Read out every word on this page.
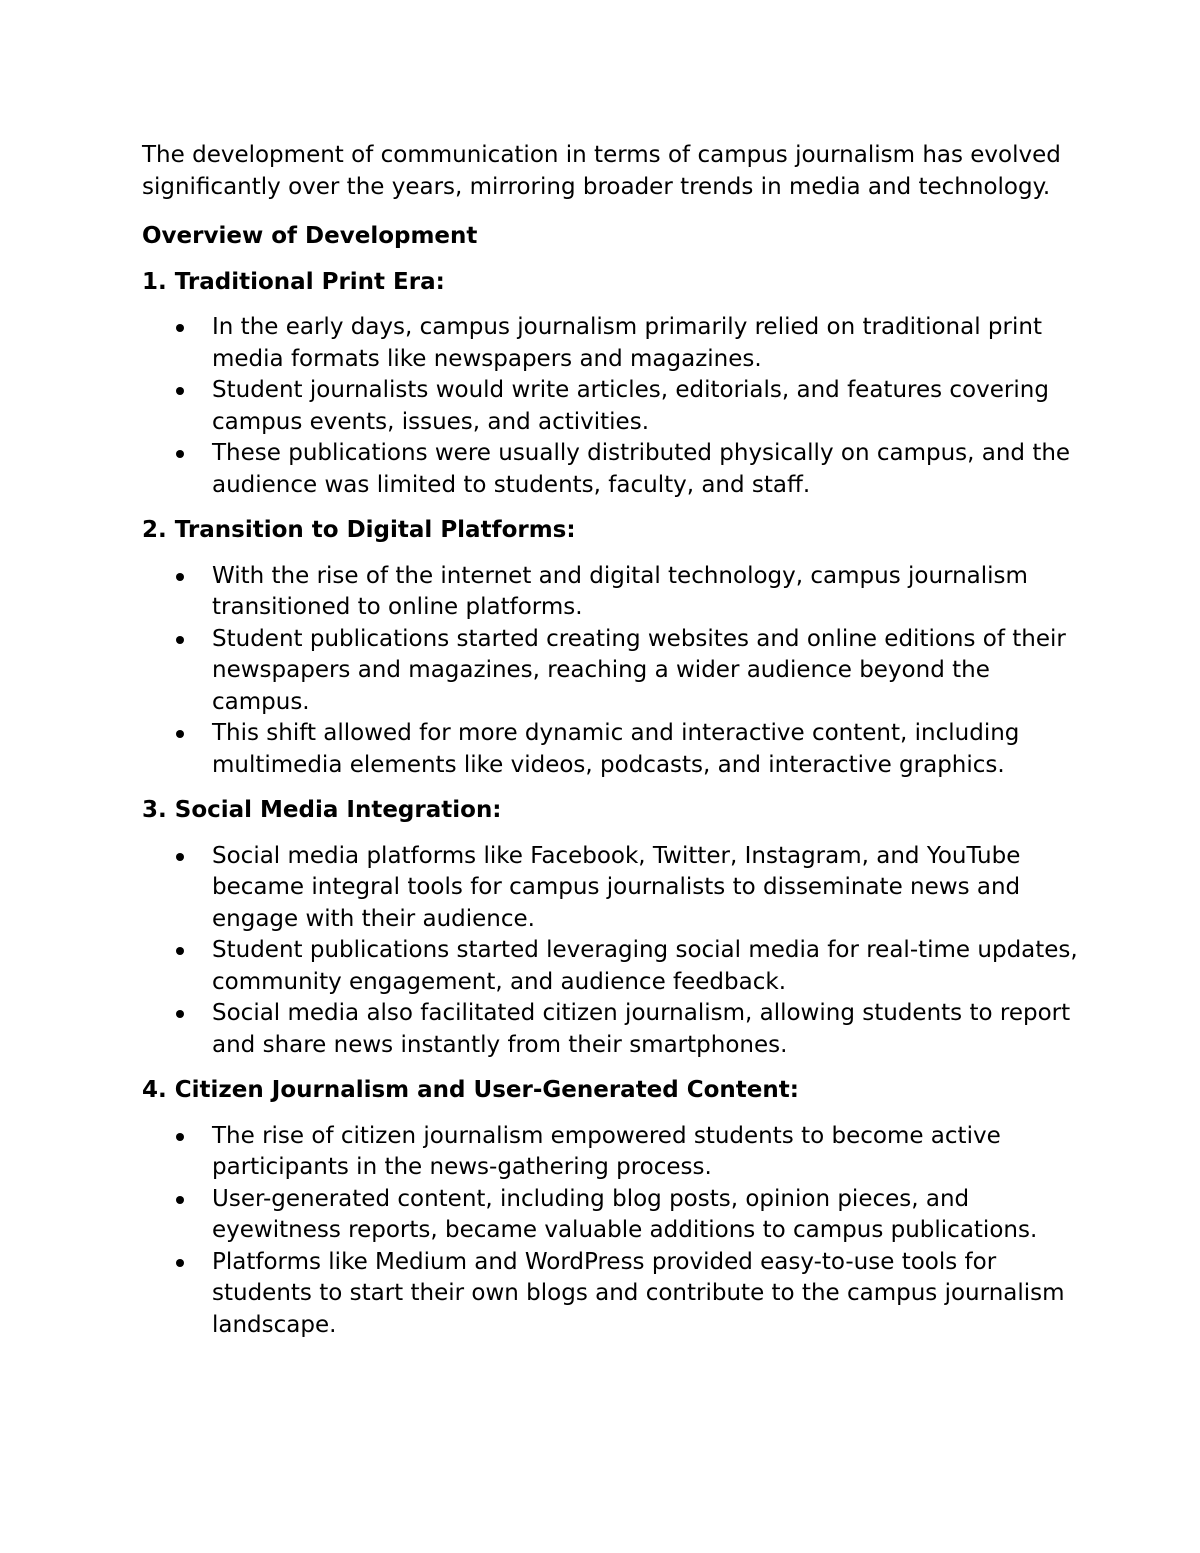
The development of communication in terms of campus journalism has evolved significantly over the years, mirroring broader trends in media and technology.

Overview of Development

1. Traditional Print Era:

In the early days, campus journalism primarily relied on traditional print media formats like newspapers and magazines.
Student journalists would write articles, editorials, and features covering campus events, issues, and activities.
These publications were usually distributed physically on campus, and the audience was limited to students, faculty, and staff.

2. Transition to Digital Platforms:

With the rise of the internet and digital technology, campus journalism transitioned to online platforms.
Student publications started creating websites and online editions of their newspapers and magazines, reaching a wider audience beyond the campus.
This shift allowed for more dynamic and interactive content, including multimedia elements like videos, podcasts, and interactive graphics.

3. Social Media Integration:

Social media platforms like Facebook, Twitter, Instagram, and YouTube became integral tools for campus journalists to disseminate news and engage with their audience.
Student publications started leveraging social media for real-time updates, community engagement, and audience feedback.
Social media also facilitated citizen journalism, allowing students to report and share news instantly from their smartphones.

4. Citizen Journalism and User-Generated Content:

The rise of citizen journalism empowered students to become active participants in the news-gathering process.
User-generated content, including blog posts, opinion pieces, and eyewitness reports, became valuable additions to campus publications.
Platforms like Medium and WordPress provided easy-to-use tools for students to start their own blogs and contribute to the campus journalism landscape.
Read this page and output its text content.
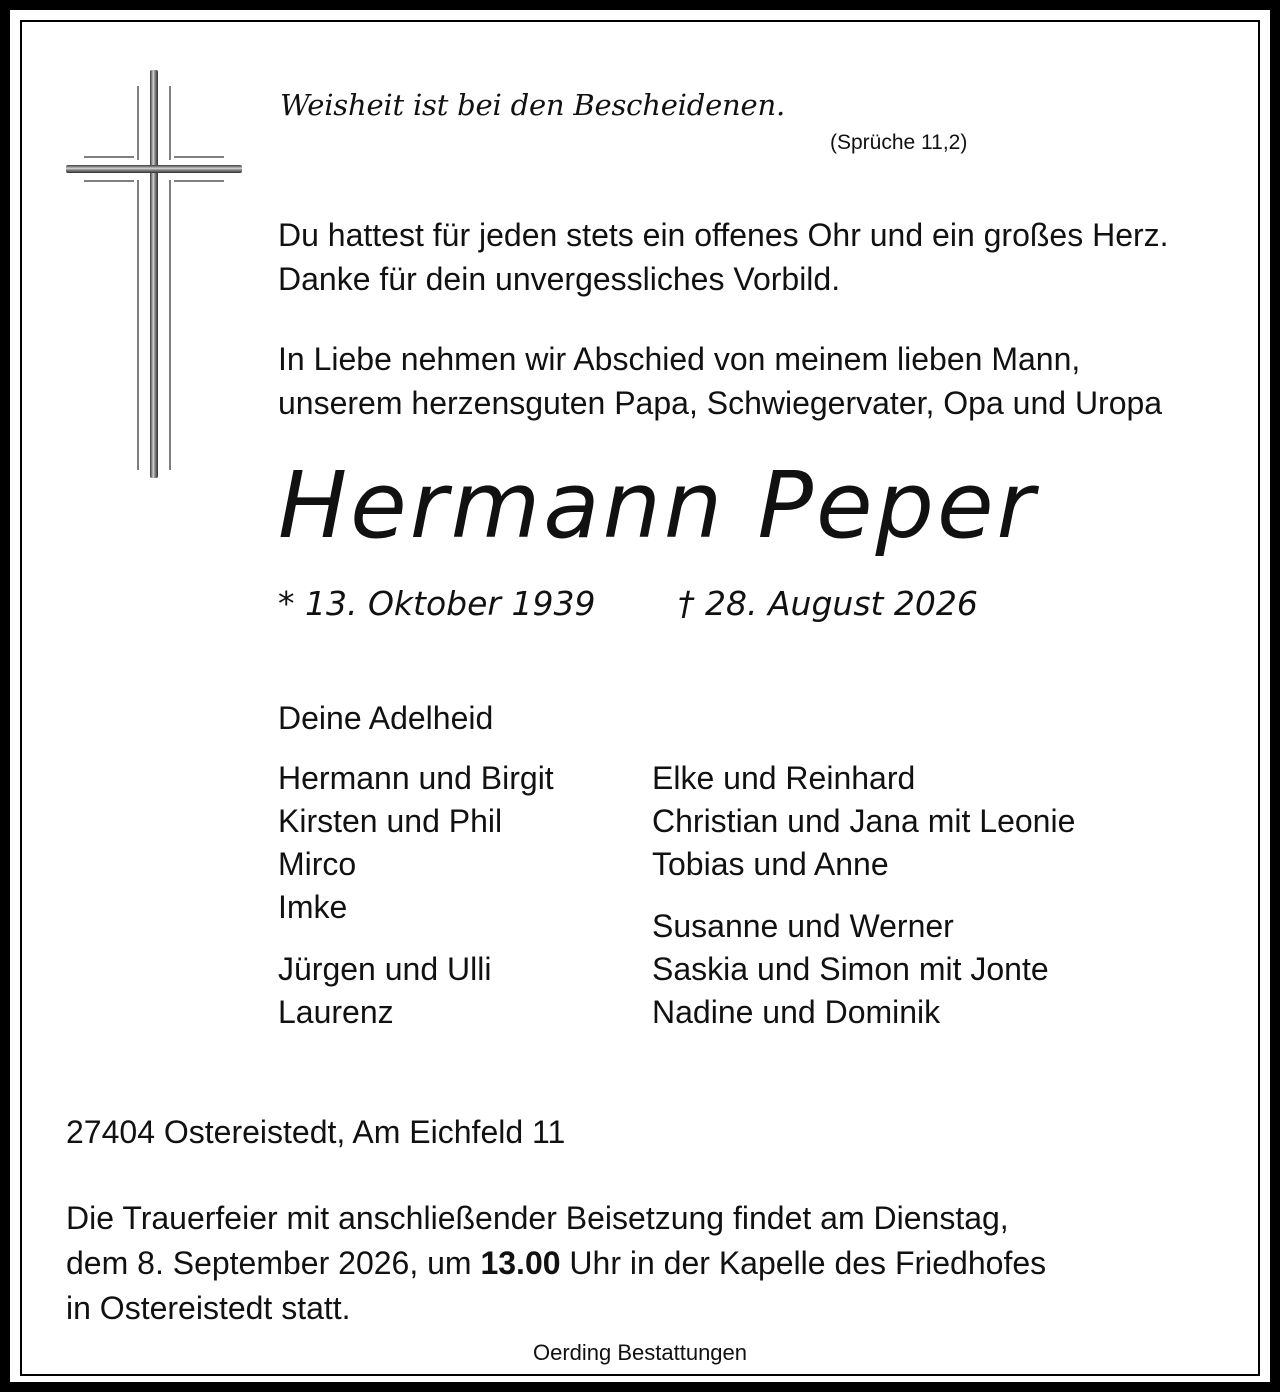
Weisheit ist bei den Bescheidenen.
(Sprüche 11,2)
Du hattest für jeden stets ein offenes Ohr und ein großes Herz.
Danke für dein unvergessliches Vorbild.
In Liebe nehmen wir Abschied von meinem lieben Mann,
unserem herzensguten Papa, Schwiegervater, Opa und Uropa
Hermann Peper
* 13. Oktober 1939	† 28. August 2026
Deine Adelheid
Hermann und Birgit
Kirsten und Phil
Mirco
Imke
Jürgen und Ulli
Laurenz
Elke und Reinhard
Christian und Jana mit Leonie
Tobias und Anne
Susanne und Werner
Saskia und Simon mit Jonte
Nadine und Dominik
27404 Ostereistedt, Am Eichfeld 11
Die Trauerfeier mit anschließender Beisetzung findet am Dienstag,
dem 8. September 2026, um 13.00 Uhr in der Kapelle des Friedhofes
in Ostereistedt statt.
Oerding Bestattungen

• [TO DO]: Set down the complete material exactly, but do not include the images.

• [SOLUTION TO THIS TASK]:
Read out every word on this page.
The development of communication in terms of campus journalism has evolved significantly over the years, mirroring broader trends in media and technology.

Overview of Development

1. Traditional Print Era:

In the early days, campus journalism primarily relied on traditional print media formats like newspapers and magazines.
Student journalists would write articles, editorials, and features covering campus events, issues, and activities.
These publications were usually distributed physically on campus, and the audience was limited to students, faculty, and staff.

2. Transition to Digital Platforms:

With the rise of the internet and digital technology, campus journalism transitioned to online platforms.
Student publications started creating websites and online editions of their newspapers and magazines, reaching a wider audience beyond the campus.
This shift allowed for more dynamic and interactive content, including multimedia elements like videos, podcasts, and interactive graphics.

3. Social Media Integration:

Social media platforms like Facebook, Twitter, Instagram, and YouTube became integral tools for campus journalists to disseminate news and engage with their audience.
Student publications started leveraging social media for real-time updates, community engagement, and audience feedback.
Social media also facilitated citizen journalism, allowing students to report and share news instantly from their smartphones.

4. Citizen Journalism and User-Generated Content:

The rise of citizen journalism empowered students to become active participants in the news-gathering process.
User-generated content, including blog posts, opinion pieces, and eyewitness reports, became valuable additions to campus publications.
Platforms like Medium and WordPress provided easy-to-use tools for students to start their own blogs and contribute to the campus journalism landscape.
Read this page and output its text content.
Weisheit ist bei den Bescheidenen.
(Sprüche 11,2)
Du hattest für jeden stets ein offenes Ohr und ein großes Herz.
Danke für dein unvergessliches Vorbild.
In Liebe nehmen wir Abschied von meinem lieben Mann,
unserem herzensguten Papa, Schwiegervater, Opa und Uropa
Hermann Peper
* 13. Oktober 1939	† 28. August 2026
Deine Adelheid
Hermann und Birgit
Kirsten und Phil
Mirco
Imke
Jürgen und Ulli
Laurenz
Elke und Reinhard
Christian und Jana mit Leonie
Tobias und Anne
Susanne und Werner
Saskia und Simon mit Jonte
Nadine und Dominik
27404 Ostereistedt, Am Eichfeld 11
Die Trauerfeier mit anschließender Beisetzung findet am Dienstag,
dem 8. September 2026, um 13.00 Uhr in der Kapelle des Friedhofes
in Ostereistedt statt.
Oerding Bestattungen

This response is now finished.